• What is expected: Quote every line as written. Omit pictures.

━━ Data to process ━━

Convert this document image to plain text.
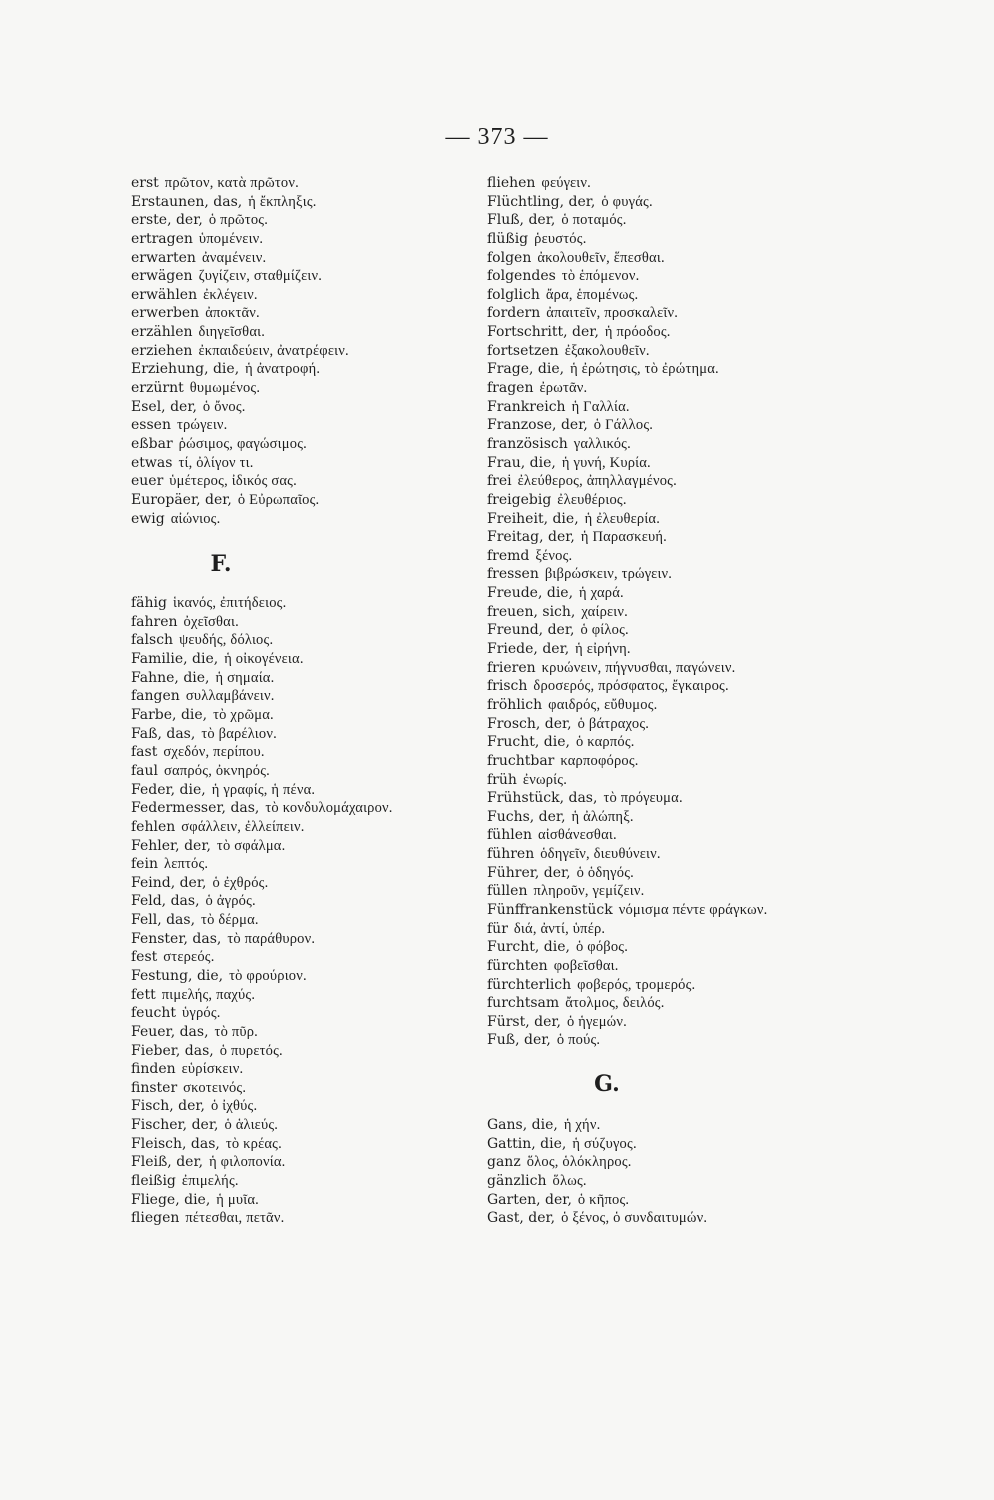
— 373 —
erst πρῶτον, κατὰ πρῶτον.
Erstaunen, das, ἡ ἔκπληξις.
erste, der, ὁ πρῶτος.
ertragen ὑπομένειν.
erwarten ἀναμένειν.
erwägen ζυγίζειν, σταθμίζειν.
erwählen ἐκλέγειν.
erwerben ἀποκτᾶν.
erzählen διηγεῖσθαι.
erziehen ἐκπαιδεύειν, ἀνατρέφειν.
Erziehung, die, ἡ ἀνατροφή.
erzürnt θυμωμένος.
Esel, der, ὁ ὄνος.
essen τρώγειν.
eßbar ῥώσιμος, φαγώσιμος.
etwas τί, ὀλίγον τι.
euer ὑμέτερος, ἰδικός σας.
Europäer, der, ὁ Εὐρωπαῖος.
ewig αἰώνιος.
F.
fähig ἱκανός, ἐπιτήδειος.
fahren ὀχεῖσθαι.
falsch ψευδής, δόλιος.
Familie, die, ἡ οἰκογένεια.
Fahne, die, ἡ σημαία.
fangen συλλαμβάνειν.
Farbe, die, τὸ χρῶμα.
Faß, das, τὸ βαρέλιον.
fast σχεδόν, περίπου.
faul σαπρός, ὀκνηρός.
Feder, die, ἡ γραφίς, ἡ πένα.
Federmesser, das, τὸ κονδυλομάχαιρον.
fehlen σφάλλειν, ἐλλείπειν.
Fehler, der, τὸ σφάλμα.
fein λεπτός.
Feind, der, ὁ ἐχθρός.
Feld, das, ὁ ἀγρός.
Fell, das, τὸ δέρμα.
Fenster, das, τὸ παράθυρον.
fest στερεός.
Festung, die, τὸ φρούριον.
fett πιμελής, παχύς.
feucht ὑγρός.
Feuer, das, τὸ πῦρ.
Fieber, das, ὁ πυρετός.
finden εὑρίσκειν.
finster σκοτεινός.
Fisch, der, ὁ ἰχθύς.
Fischer, der, ὁ ἁλιεύς.
Fleisch, das, τὸ κρέας.
Fleiß, der, ἡ φιλοπονία.
fleißig ἐπιμελής.
Fliege, die, ἡ μυῖα.
fliegen πέτεσθαι, πετᾶν.
fliehen φεύγειν.
Flüchtling, der, ὁ φυγάς.
Fluß, der, ὁ ποταμός.
flüßig ῥευστός.
folgen ἀκολουθεῖν, ἕπεσθαι.
folgendes τὸ ἑπόμενον.
folglich ἄρα, ἑπομένως.
fordern ἀπαιτεῖν, προσκαλεῖν.
Fortschritt, der, ἡ πρόοδος.
fortsetzen ἐξακολουθεῖν.
Frage, die, ἡ ἐρώτησις, τὸ ἐρώτημα.
fragen ἐρωτᾶν.
Frankreich ἡ Γαλλία.
Franzose, der, ὁ Γάλλος.
französisch γαλλικός.
Frau, die, ἡ γυνή, Κυρία.
frei ἐλεύθερος, ἀπηλλαγμένος.
freigebig ἐλευθέριος.
Freiheit, die, ἡ ἐλευθερία.
Freitag, der, ἡ Παρασκευή.
fremd ξένος.
fressen βιβρώσκειν, τρώγειν.
Freude, die, ἡ χαρά.
freuen, sich, χαίρειν.
Freund, der, ὁ φίλος.
Friede, der, ἡ εἰρήνη.
frieren κρυώνειν, πήγνυσθαι, παγώνειν.
frisch δροσερός, πρόσφατος, ἔγκαιρος.
fröhlich φαιδρός, εὔθυμος.
Frosch, der, ὁ βάτραχος.
Frucht, die, ὁ καρπός.
fruchtbar καρποφόρος.
früh ἐνωρίς.
Frühstück, das, τὸ πρόγευμα.
Fuchs, der, ἡ ἀλώπηξ.
fühlen αἰσθάνεσθαι.
führen ὁδηγεῖν, διευθύνειν.
Führer, der, ὁ ὁδηγός.
füllen πληροῦν, γεμίζειν.
Fünffrankenstück νόμισμα πέντε φράγκων.
für διά, ἀντί, ὑπέρ.
Furcht, die, ὁ φόβος.
fürchten φοβεῖσθαι.
fürchterlich φοβερός, τρομερός.
furchtsam ἄτολμος, δειλός.
Fürst, der, ὁ ἡγεμών.
Fuß, der, ὁ πούς.
G.
Gans, die, ἡ χήν.
Gattin, die, ἡ σύζυγος.
ganz ὅλος, ὁλόκληρος.
gänzlich ὅλως.
Garten, der, ὁ κῆπος.
Gast, der, ὁ ξένος, ὁ συνδαιτυμών.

━━━

• Expected output:
Convert this document image to plain text.
— 373 —
erst πρῶτον, κατὰ πρῶτον.
Erstaunen, das, ἡ ἔκπληξις.
erste, der, ὁ πρῶτος.
ertragen ὑπομένειν.
erwarten ἀναμένειν.
erwägen ζυγίζειν, σταθμίζειν.
erwählen ἐκλέγειν.
erwerben ἀποκτᾶν.
erzählen διηγεῖσθαι.
erziehen ἐκπαιδεύειν, ἀνατρέφειν.
Erziehung, die, ἡ ἀνατροφή.
erzürnt θυμωμένος.
Esel, der, ὁ ὄνος.
essen τρώγειν.
eßbar ῥώσιμος, φαγώσιμος.
etwas τί, ὀλίγον τι.
euer ὑμέτερος, ἰδικός σας.
Europäer, der, ὁ Εὐρωπαῖος.
ewig αἰώνιος.
F.
fähig ἱκανός, ἐπιτήδειος.
fahren ὀχεῖσθαι.
falsch ψευδής, δόλιος.
Familie, die, ἡ οἰκογένεια.
Fahne, die, ἡ σημαία.
fangen συλλαμβάνειν.
Farbe, die, τὸ χρῶμα.
Faß, das, τὸ βαρέλιον.
fast σχεδόν, περίπου.
faul σαπρός, ὀκνηρός.
Feder, die, ἡ γραφίς, ἡ πένα.
Federmesser, das, τὸ κονδυλομάχαιρον.
fehlen σφάλλειν, ἐλλείπειν.
Fehler, der, τὸ σφάλμα.
fein λεπτός.
Feind, der, ὁ ἐχθρός.
Feld, das, ὁ ἀγρός.
Fell, das, τὸ δέρμα.
Fenster, das, τὸ παράθυρον.
fest στερεός.
Festung, die, τὸ φρούριον.
fett πιμελής, παχύς.
feucht ὑγρός.
Feuer, das, τὸ πῦρ.
Fieber, das, ὁ πυρετός.
finden εὑρίσκειν.
finster σκοτεινός.
Fisch, der, ὁ ἰχθύς.
Fischer, der, ὁ ἁλιεύς.
Fleisch, das, τὸ κρέας.
Fleiß, der, ἡ φιλοπονία.
fleißig ἐπιμελής.
Fliege, die, ἡ μυῖα.
fliegen πέτεσθαι, πετᾶν.
fliehen φεύγειν.
Flüchtling, der, ὁ φυγάς.
Fluß, der, ὁ ποταμός.
flüßig ῥευστός.
folgen ἀκολουθεῖν, ἕπεσθαι.
folgendes τὸ ἑπόμενον.
folglich ἄρα, ἑπομένως.
fordern ἀπαιτεῖν, προσκαλεῖν.
Fortschritt, der, ἡ πρόοδος.
fortsetzen ἐξακολουθεῖν.
Frage, die, ἡ ἐρώτησις, τὸ ἐρώτημα.
fragen ἐρωτᾶν.
Frankreich ἡ Γαλλία.
Franzose, der, ὁ Γάλλος.
französisch γαλλικός.
Frau, die, ἡ γυνή, Κυρία.
frei ἐλεύθερος, ἀπηλλαγμένος.
freigebig ἐλευθέριος.
Freiheit, die, ἡ ἐλευθερία.
Freitag, der, ἡ Παρασκευή.
fremd ξένος.
fressen βιβρώσκειν, τρώγειν.
Freude, die, ἡ χαρά.
freuen, sich, χαίρειν.
Freund, der, ὁ φίλος.
Friede, der, ἡ εἰρήνη.
frieren κρυώνειν, πήγνυσθαι, παγώνειν.
frisch δροσερός, πρόσφατος, ἔγκαιρος.
fröhlich φαιδρός, εὔθυμος.
Frosch, der, ὁ βάτραχος.
Frucht, die, ὁ καρπός.
fruchtbar καρποφόρος.
früh ἐνωρίς.
Frühstück, das, τὸ πρόγευμα.
Fuchs, der, ἡ ἀλώπηξ.
fühlen αἰσθάνεσθαι.
führen ὁδηγεῖν, διευθύνειν.
Führer, der, ὁ ὁδηγός.
füllen πληροῦν, γεμίζειν.
Fünffrankenstück νόμισμα πέντε φράγκων.
für διά, ἀντί, ὑπέρ.
Furcht, die, ὁ φόβος.
fürchten φοβεῖσθαι.
fürchterlich φοβερός, τρομερός.
furchtsam ἄτολμος, δειλός.
Fürst, der, ὁ ἡγεμών.
Fuß, der, ὁ πούς.
G.
Gans, die, ἡ χήν.
Gattin, die, ἡ σύζυγος.
ganz ὅλος, ὁλόκληρος.
gänzlich ὅλως.
Garten, der, ὁ κῆπος.
Gast, der, ὁ ξένος, ὁ συνδαιτυμών.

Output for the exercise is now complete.